• _Task brief_
All entries are to be quoted exactly; the images stay out of the copy.

** Start **

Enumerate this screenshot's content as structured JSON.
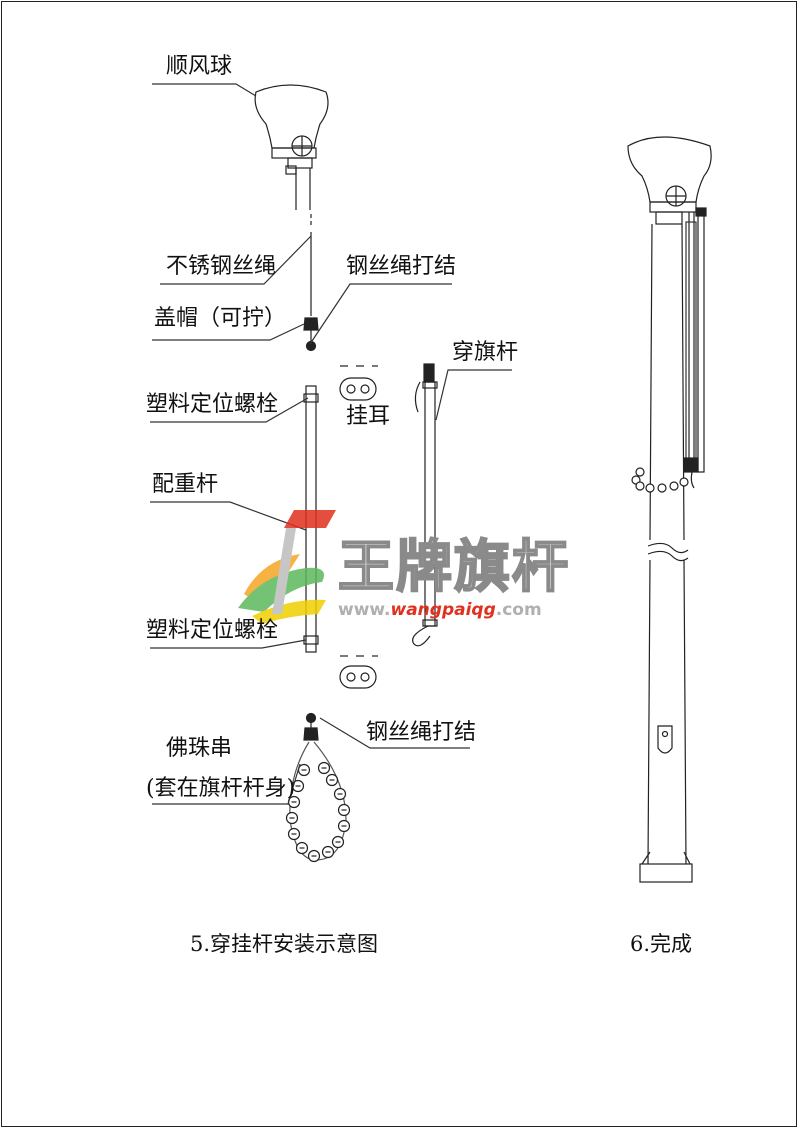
{
  "labels": {
    "ball": "顺风球",
    "wire_rope": "不锈钢丝绳",
    "knot_top": "钢丝绳打结",
    "cap": "盖帽（可拧）",
    "pass_pole": "穿旗杆",
    "bolt_top": "塑料定位螺栓",
    "ear": "挂耳",
    "weight_rod": "配重杆",
    "bolt_bottom": "塑料定位螺栓",
    "knot_bottom": "钢丝绳打结",
    "bead_string": "佛珠串",
    "bead_note": "(套在旗杆杆身)"
  },
  "captions": {
    "step5": "5.穿挂杆安装示意图",
    "step6": "6.完成"
  },
  "watermark": {
    "brand": "王牌旗杆",
    "url_pre": "www.",
    "url_mid": "wangpaiqg",
    "url_post": ".com",
    "colors": {
      "red": "#e0301e",
      "orange": "#f5a623",
      "green": "#5cb85c",
      "yellow": "#f0d000"
    }
  }
}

** End **

• _Answer to this problem_
Enumerate this screenshot's content as structured JSON.
{
  "labels": {
    "ball": "顺风球",
    "wire_rope": "不锈钢丝绳",
    "knot_top": "钢丝绳打结",
    "cap": "盖帽（可拧）",
    "pass_pole": "穿旗杆",
    "bolt_top": "塑料定位螺栓",
    "ear": "挂耳",
    "weight_rod": "配重杆",
    "bolt_bottom": "塑料定位螺栓",
    "knot_bottom": "钢丝绳打结",
    "bead_string": "佛珠串",
    "bead_note": "(套在旗杆杆身)"
  },
  "captions": {
    "step5": "5.穿挂杆安装示意图",
    "step6": "6.完成"
  },
  "watermark": {
    "brand": "王牌旗杆",
    "url_pre": "www.",
    "url_mid": "wangpaiqg",
    "url_post": ".com",
    "colors": {
      "red": "#e0301e",
      "orange": "#f5a623",
      "green": "#5cb85c",
      "yellow": "#f0d000"
    }
  }
}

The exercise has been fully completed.